Of all the lines in the material, how many include the word "Trimestre"? Give only the number.

* Given information *
/---
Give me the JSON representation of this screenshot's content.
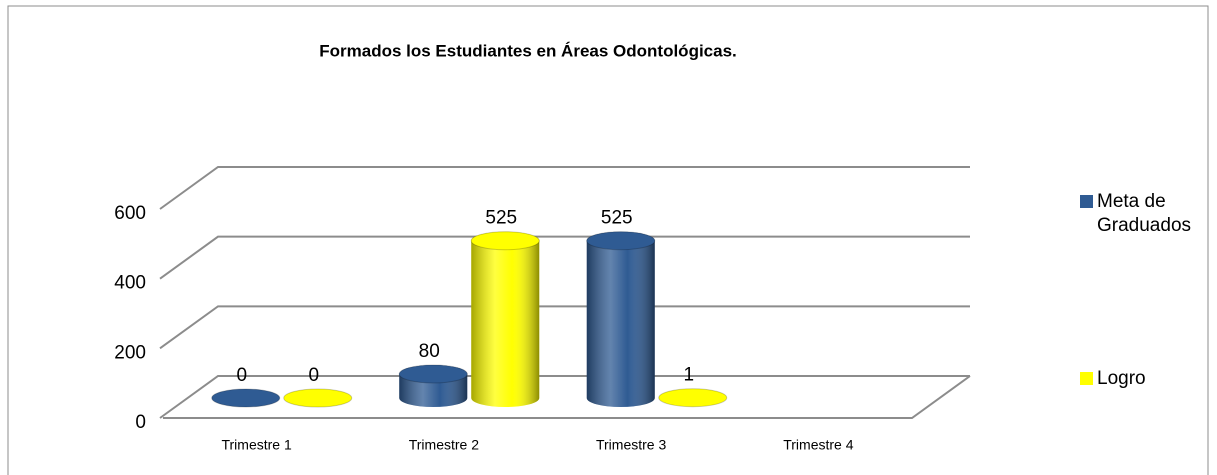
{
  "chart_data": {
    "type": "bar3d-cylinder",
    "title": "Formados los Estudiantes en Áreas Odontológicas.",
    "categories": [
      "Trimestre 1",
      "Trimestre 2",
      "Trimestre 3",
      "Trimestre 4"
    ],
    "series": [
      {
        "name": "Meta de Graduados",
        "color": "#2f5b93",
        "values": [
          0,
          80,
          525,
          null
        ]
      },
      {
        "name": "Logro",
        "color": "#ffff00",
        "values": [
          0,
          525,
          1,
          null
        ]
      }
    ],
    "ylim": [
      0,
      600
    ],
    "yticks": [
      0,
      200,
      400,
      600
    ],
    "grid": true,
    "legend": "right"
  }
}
\---
* Written answer *
4